— WHAT YOU HAVE TO DO —
Word for word, restate every line of the listing that follows.

— RECORDS FOR THE TASK —
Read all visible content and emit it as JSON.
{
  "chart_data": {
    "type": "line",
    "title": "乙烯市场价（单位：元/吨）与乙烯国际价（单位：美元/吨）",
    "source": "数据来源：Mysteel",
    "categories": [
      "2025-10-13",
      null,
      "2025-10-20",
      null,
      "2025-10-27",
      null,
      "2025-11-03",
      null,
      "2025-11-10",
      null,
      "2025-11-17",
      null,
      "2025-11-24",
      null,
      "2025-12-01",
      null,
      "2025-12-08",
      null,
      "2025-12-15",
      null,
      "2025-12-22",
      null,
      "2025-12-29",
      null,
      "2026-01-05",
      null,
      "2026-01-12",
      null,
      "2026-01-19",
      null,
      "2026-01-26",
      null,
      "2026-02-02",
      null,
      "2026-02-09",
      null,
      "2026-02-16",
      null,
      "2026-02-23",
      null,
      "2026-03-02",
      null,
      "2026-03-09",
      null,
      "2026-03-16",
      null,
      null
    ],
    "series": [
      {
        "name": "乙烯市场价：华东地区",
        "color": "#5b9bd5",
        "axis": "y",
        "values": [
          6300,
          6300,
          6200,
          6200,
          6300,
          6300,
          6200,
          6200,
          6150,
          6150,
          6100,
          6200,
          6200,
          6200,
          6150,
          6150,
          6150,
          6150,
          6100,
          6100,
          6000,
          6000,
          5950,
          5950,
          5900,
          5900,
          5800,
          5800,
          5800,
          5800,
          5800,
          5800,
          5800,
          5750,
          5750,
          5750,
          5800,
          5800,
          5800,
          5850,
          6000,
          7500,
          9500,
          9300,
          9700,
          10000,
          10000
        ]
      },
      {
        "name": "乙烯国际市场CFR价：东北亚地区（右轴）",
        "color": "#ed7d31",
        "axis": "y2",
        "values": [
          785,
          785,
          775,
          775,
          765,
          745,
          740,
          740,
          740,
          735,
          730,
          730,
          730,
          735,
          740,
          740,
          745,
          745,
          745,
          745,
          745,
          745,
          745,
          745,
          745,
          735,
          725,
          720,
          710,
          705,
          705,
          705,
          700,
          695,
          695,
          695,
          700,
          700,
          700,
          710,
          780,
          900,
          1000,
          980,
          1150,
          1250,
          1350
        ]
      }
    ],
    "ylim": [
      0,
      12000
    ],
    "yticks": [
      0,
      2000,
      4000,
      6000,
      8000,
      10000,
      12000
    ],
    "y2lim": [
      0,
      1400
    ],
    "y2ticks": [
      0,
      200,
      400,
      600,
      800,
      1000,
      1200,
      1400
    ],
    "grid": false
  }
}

— FINISHED EXERCISE —
Read all visible content and emit it as JSON.
{
  "chart_data": {
    "type": "line",
    "title": "乙烯市场价（单位：元/吨）与乙烯国际价（单位：美元/吨）",
    "source": "数据来源：Mysteel",
    "categories": [
      "2025-10-13",
      null,
      "2025-10-20",
      null,
      "2025-10-27",
      null,
      "2025-11-03",
      null,
      "2025-11-10",
      null,
      "2025-11-17",
      null,
      "2025-11-24",
      null,
      "2025-12-01",
      null,
      "2025-12-08",
      null,
      "2025-12-15",
      null,
      "2025-12-22",
      null,
      "2025-12-29",
      null,
      "2026-01-05",
      null,
      "2026-01-12",
      null,
      "2026-01-19",
      null,
      "2026-01-26",
      null,
      "2026-02-02",
      null,
      "2026-02-09",
      null,
      "2026-02-16",
      null,
      "2026-02-23",
      null,
      "2026-03-02",
      null,
      "2026-03-09",
      null,
      "2026-03-16",
      null,
      null
    ],
    "series": [
      {
        "name": "乙烯市场价：华东地区",
        "color": "#5b9bd5",
        "axis": "y",
        "values": [
          6300,
          6300,
          6200,
          6200,
          6300,
          6300,
          6200,
          6200,
          6150,
          6150,
          6100,
          6200,
          6200,
          6200,
          6150,
          6150,
          6150,
          6150,
          6100,
          6100,
          6000,
          6000,
          5950,
          5950,
          5900,
          5900,
          5800,
          5800,
          5800,
          5800,
          5800,
          5800,
          5800,
          5750,
          5750,
          5750,
          5800,
          5800,
          5800,
          5850,
          6000,
          7500,
          9500,
          9300,
          9700,
          10000,
          10000
        ]
      },
      {
        "name": "乙烯国际市场CFR价：东北亚地区（右轴）",
        "color": "#ed7d31",
        "axis": "y2",
        "values": [
          785,
          785,
          775,
          775,
          765,
          745,
          740,
          740,
          740,
          735,
          730,
          730,
          730,
          735,
          740,
          740,
          745,
          745,
          745,
          745,
          745,
          745,
          745,
          745,
          745,
          735,
          725,
          720,
          710,
          705,
          705,
          705,
          700,
          695,
          695,
          695,
          700,
          700,
          700,
          710,
          780,
          900,
          1000,
          980,
          1150,
          1250,
          1350
        ]
      }
    ],
    "ylim": [
      0,
      12000
    ],
    "yticks": [
      0,
      2000,
      4000,
      6000,
      8000,
      10000,
      12000
    ],
    "y2lim": [
      0,
      1400
    ],
    "y2ticks": [
      0,
      200,
      400,
      600,
      800,
      1000,
      1200,
      1400
    ],
    "grid": false
  }
}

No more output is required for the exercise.